### SET PROBLEM:
Reproduce all the entries precisely.

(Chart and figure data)

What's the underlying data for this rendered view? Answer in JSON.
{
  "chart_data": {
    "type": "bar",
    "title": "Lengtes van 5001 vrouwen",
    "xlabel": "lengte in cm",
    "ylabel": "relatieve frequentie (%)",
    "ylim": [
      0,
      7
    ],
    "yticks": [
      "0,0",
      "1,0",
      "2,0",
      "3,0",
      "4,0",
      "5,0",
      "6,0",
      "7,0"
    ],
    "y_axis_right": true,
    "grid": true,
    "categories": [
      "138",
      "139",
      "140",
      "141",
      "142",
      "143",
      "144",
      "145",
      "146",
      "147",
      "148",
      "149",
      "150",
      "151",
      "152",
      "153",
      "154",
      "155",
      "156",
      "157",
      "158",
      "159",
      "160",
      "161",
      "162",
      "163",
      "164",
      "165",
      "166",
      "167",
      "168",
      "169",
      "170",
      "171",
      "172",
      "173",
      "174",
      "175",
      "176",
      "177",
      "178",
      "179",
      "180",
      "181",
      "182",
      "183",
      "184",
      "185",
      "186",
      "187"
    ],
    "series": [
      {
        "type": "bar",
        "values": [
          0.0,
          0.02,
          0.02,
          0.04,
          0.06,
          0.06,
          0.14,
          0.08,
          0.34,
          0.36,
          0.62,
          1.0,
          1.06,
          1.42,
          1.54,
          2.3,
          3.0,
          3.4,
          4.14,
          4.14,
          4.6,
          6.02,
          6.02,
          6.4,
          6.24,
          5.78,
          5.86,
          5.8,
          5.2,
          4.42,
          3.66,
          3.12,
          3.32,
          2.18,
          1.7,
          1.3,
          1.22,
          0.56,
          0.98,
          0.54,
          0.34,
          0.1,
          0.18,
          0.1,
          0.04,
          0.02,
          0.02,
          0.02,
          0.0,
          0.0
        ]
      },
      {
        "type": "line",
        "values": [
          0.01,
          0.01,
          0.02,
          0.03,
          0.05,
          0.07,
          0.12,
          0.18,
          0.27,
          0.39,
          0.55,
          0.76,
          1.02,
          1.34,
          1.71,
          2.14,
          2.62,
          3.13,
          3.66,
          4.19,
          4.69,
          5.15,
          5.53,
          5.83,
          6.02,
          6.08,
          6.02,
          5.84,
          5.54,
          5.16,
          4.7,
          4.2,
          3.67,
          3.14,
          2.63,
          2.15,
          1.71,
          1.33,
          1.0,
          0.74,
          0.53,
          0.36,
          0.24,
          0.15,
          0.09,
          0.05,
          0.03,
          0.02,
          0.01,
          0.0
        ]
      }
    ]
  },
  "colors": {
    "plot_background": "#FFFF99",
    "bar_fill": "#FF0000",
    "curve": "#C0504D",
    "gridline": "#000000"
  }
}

### EXERCISE RESULT:
What's the underlying data for this rendered view? Answer in JSON.
{
  "chart_data": {
    "type": "bar",
    "title": "Lengtes van 5001 vrouwen",
    "xlabel": "lengte in cm",
    "ylabel": "relatieve frequentie (%)",
    "ylim": [
      0,
      7
    ],
    "yticks": [
      "0,0",
      "1,0",
      "2,0",
      "3,0",
      "4,0",
      "5,0",
      "6,0",
      "7,0"
    ],
    "y_axis_right": true,
    "grid": true,
    "categories": [
      "138",
      "139",
      "140",
      "141",
      "142",
      "143",
      "144",
      "145",
      "146",
      "147",
      "148",
      "149",
      "150",
      "151",
      "152",
      "153",
      "154",
      "155",
      "156",
      "157",
      "158",
      "159",
      "160",
      "161",
      "162",
      "163",
      "164",
      "165",
      "166",
      "167",
      "168",
      "169",
      "170",
      "171",
      "172",
      "173",
      "174",
      "175",
      "176",
      "177",
      "178",
      "179",
      "180",
      "181",
      "182",
      "183",
      "184",
      "185",
      "186",
      "187"
    ],
    "series": [
      {
        "type": "bar",
        "values": [
          0.0,
          0.02,
          0.02,
          0.04,
          0.06,
          0.06,
          0.14,
          0.08,
          0.34,
          0.36,
          0.62,
          1.0,
          1.06,
          1.42,
          1.54,
          2.3,
          3.0,
          3.4,
          4.14,
          4.14,
          4.6,
          6.02,
          6.02,
          6.4,
          6.24,
          5.78,
          5.86,
          5.8,
          5.2,
          4.42,
          3.66,
          3.12,
          3.32,
          2.18,
          1.7,
          1.3,
          1.22,
          0.56,
          0.98,
          0.54,
          0.34,
          0.1,
          0.18,
          0.1,
          0.04,
          0.02,
          0.02,
          0.02,
          0.0,
          0.0
        ]
      },
      {
        "type": "line",
        "values": [
          0.01,
          0.01,
          0.02,
          0.03,
          0.05,
          0.07,
          0.12,
          0.18,
          0.27,
          0.39,
          0.55,
          0.76,
          1.02,
          1.34,
          1.71,
          2.14,
          2.62,
          3.13,
          3.66,
          4.19,
          4.69,
          5.15,
          5.53,
          5.83,
          6.02,
          6.08,
          6.02,
          5.84,
          5.54,
          5.16,
          4.7,
          4.2,
          3.67,
          3.14,
          2.63,
          2.15,
          1.71,
          1.33,
          1.0,
          0.74,
          0.53,
          0.36,
          0.24,
          0.15,
          0.09,
          0.05,
          0.03,
          0.02,
          0.01,
          0.0
        ]
      }
    ]
  },
  "colors": {
    "plot_background": "#FFFF99",
    "bar_fill": "#FF0000",
    "curve": "#C0504D",
    "gridline": "#000000"
  }
}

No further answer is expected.